#### [The problem]
Each record below should appear again exactly as written.

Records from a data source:
^^^^^^^^^^^^^^^^

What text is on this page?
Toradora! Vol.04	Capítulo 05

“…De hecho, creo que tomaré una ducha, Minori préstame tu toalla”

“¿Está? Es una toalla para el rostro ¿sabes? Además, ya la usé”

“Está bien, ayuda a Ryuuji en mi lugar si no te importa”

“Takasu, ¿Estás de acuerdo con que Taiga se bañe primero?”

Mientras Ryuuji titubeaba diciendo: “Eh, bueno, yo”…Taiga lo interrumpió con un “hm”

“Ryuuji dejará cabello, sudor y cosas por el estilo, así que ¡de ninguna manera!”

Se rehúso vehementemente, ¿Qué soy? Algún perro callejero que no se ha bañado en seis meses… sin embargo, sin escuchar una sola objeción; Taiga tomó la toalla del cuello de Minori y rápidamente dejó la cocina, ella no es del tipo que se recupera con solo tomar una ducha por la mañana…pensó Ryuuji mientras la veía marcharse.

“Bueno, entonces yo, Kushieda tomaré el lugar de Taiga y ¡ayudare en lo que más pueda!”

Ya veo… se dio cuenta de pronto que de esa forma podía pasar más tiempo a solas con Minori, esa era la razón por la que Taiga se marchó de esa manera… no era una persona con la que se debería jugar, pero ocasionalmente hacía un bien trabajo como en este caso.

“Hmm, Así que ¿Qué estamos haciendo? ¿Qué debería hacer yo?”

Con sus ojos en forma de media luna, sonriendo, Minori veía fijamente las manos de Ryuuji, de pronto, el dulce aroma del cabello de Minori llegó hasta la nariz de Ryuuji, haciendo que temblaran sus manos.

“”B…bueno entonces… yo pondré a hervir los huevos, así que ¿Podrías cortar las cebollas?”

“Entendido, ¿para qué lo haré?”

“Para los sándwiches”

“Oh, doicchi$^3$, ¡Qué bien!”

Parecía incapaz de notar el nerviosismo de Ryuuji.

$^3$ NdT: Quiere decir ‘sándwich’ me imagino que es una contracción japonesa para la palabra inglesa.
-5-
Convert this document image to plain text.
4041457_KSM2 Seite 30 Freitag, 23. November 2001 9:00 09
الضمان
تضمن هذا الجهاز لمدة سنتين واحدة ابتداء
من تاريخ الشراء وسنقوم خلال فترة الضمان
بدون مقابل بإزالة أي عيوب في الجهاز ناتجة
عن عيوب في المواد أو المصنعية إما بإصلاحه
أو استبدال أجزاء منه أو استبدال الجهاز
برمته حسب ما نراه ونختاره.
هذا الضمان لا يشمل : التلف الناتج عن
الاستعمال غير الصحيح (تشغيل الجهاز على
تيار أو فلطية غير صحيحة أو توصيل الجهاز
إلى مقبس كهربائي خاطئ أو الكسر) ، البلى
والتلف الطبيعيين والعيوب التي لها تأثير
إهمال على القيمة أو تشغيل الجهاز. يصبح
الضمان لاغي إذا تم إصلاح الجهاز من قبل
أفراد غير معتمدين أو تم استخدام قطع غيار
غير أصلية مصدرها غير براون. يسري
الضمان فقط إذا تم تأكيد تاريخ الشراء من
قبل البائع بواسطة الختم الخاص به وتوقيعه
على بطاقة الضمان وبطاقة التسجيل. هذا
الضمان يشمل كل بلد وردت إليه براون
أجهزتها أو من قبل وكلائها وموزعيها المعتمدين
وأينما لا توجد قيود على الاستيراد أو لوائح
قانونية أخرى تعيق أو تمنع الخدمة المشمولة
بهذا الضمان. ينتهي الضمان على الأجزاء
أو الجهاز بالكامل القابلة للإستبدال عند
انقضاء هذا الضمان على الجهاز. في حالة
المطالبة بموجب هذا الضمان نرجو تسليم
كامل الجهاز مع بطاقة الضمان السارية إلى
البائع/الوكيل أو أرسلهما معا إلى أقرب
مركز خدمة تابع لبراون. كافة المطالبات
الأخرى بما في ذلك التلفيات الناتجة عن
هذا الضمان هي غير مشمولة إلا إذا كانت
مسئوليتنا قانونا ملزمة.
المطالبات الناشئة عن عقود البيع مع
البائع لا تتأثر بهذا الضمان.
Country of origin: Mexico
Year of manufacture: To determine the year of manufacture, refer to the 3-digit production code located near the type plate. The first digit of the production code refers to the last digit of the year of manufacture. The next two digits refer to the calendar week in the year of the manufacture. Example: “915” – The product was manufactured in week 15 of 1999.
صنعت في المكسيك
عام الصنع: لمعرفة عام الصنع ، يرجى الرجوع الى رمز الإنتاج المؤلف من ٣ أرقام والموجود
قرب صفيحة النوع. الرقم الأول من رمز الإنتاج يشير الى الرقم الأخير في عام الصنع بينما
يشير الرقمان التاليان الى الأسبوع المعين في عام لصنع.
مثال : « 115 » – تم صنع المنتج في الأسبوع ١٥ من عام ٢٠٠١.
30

^^^^^^^^^^^^^^^^

#### [Written answer]
What text is on this page?
Toradora! Vol.04	Capítulo 05

“…De hecho, creo que tomaré una ducha, Minori préstame tu toalla”

“¿Está? Es una toalla para el rostro ¿sabes? Además, ya la usé”

“Está bien, ayuda a Ryuuji en mi lugar si no te importa”

“Takasu, ¿Estás de acuerdo con que Taiga se bañe primero?”

Mientras Ryuuji titubeaba diciendo: “Eh, bueno, yo”…Taiga lo interrumpió con un “hm”

“Ryuuji dejará cabello, sudor y cosas por el estilo, así que ¡de ninguna manera!”

Se rehúso vehementemente, ¿Qué soy? Algún perro callejero que no se ha bañado en seis meses… sin embargo, sin escuchar una sola objeción; Taiga tomó la toalla del cuello de Minori y rápidamente dejó la cocina, ella no es del tipo que se recupera con solo tomar una ducha por la mañana…pensó Ryuuji mientras la veía marcharse.

“Bueno, entonces yo, Kushieda tomaré el lugar de Taiga y ¡ayudare en lo que más pueda!”

Ya veo… se dio cuenta de pronto que de esa forma podía pasar más tiempo a solas con Minori, esa era la razón por la que Taiga se marchó de esa manera… no era una persona con la que se debería jugar, pero ocasionalmente hacía un bien trabajo como en este caso.

“Hmm, Así que ¿Qué estamos haciendo? ¿Qué debería hacer yo?”

Con sus ojos en forma de media luna, sonriendo, Minori veía fijamente las manos de Ryuuji, de pronto, el dulce aroma del cabello de Minori llegó hasta la nariz de Ryuuji, haciendo que temblaran sus manos.

“”B…bueno entonces… yo pondré a hervir los huevos, así que ¿Podrías cortar las cebollas?”

“Entendido, ¿para qué lo haré?”

“Para los sándwiches”

“Oh, doicchi$^3$, ¡Qué bien!”

Parecía incapaz de notar el nerviosismo de Ryuuji.

$^3$ NdT: Quiere decir ‘sándwich’ me imagino que es una contracción japonesa para la palabra inglesa.
-5-
Convert this document image to plain text.
4041457_KSM2 Seite 30 Freitag, 23. November 2001 9:00 09
الضمان
تضمن هذا الجهاز لمدة سنتين واحدة ابتداء
من تاريخ الشراء وسنقوم خلال فترة الضمان
بدون مقابل بإزالة أي عيوب في الجهاز ناتجة
عن عيوب في المواد أو المصنعية إما بإصلاحه
أو استبدال أجزاء منه أو استبدال الجهاز
برمته حسب ما نراه ونختاره.
هذا الضمان لا يشمل : التلف الناتج عن
الاستعمال غير الصحيح (تشغيل الجهاز على
تيار أو فلطية غير صحيحة أو توصيل الجهاز
إلى مقبس كهربائي خاطئ أو الكسر) ، البلى
والتلف الطبيعيين والعيوب التي لها تأثير
إهمال على القيمة أو تشغيل الجهاز. يصبح
الضمان لاغي إذا تم إصلاح الجهاز من قبل
أفراد غير معتمدين أو تم استخدام قطع غيار
غير أصلية مصدرها غير براون. يسري
الضمان فقط إذا تم تأكيد تاريخ الشراء من
قبل البائع بواسطة الختم الخاص به وتوقيعه
على بطاقة الضمان وبطاقة التسجيل. هذا
الضمان يشمل كل بلد وردت إليه براون
أجهزتها أو من قبل وكلائها وموزعيها المعتمدين
وأينما لا توجد قيود على الاستيراد أو لوائح
قانونية أخرى تعيق أو تمنع الخدمة المشمولة
بهذا الضمان. ينتهي الضمان على الأجزاء
أو الجهاز بالكامل القابلة للإستبدال عند
انقضاء هذا الضمان على الجهاز. في حالة
المطالبة بموجب هذا الضمان نرجو تسليم
كامل الجهاز مع بطاقة الضمان السارية إلى
البائع/الوكيل أو أرسلهما معا إلى أقرب
مركز خدمة تابع لبراون. كافة المطالبات
الأخرى بما في ذلك التلفيات الناتجة عن
هذا الضمان هي غير مشمولة إلا إذا كانت
مسئوليتنا قانونا ملزمة.
المطالبات الناشئة عن عقود البيع مع
البائع لا تتأثر بهذا الضمان.
Country of origin: Mexico
Year of manufacture: To determine the year of manufacture, refer to the 3-digit production code located near the type plate. The first digit of the production code refers to the last digit of the year of manufacture. The next two digits refer to the calendar week in the year of the manufacture. Example: “915” – The product was manufactured in week 15 of 1999.
صنعت في المكسيك
عام الصنع: لمعرفة عام الصنع ، يرجى الرجوع الى رمز الإنتاج المؤلف من ٣ أرقام والموجود
قرب صفيحة النوع. الرقم الأول من رمز الإنتاج يشير الى الرقم الأخير في عام الصنع بينما
يشير الرقمان التاليان الى الأسبوع المعين في عام لصنع.
مثال : « 115 » – تم صنع المنتج في الأسبوع ١٥ من عام ٢٠٠١.
30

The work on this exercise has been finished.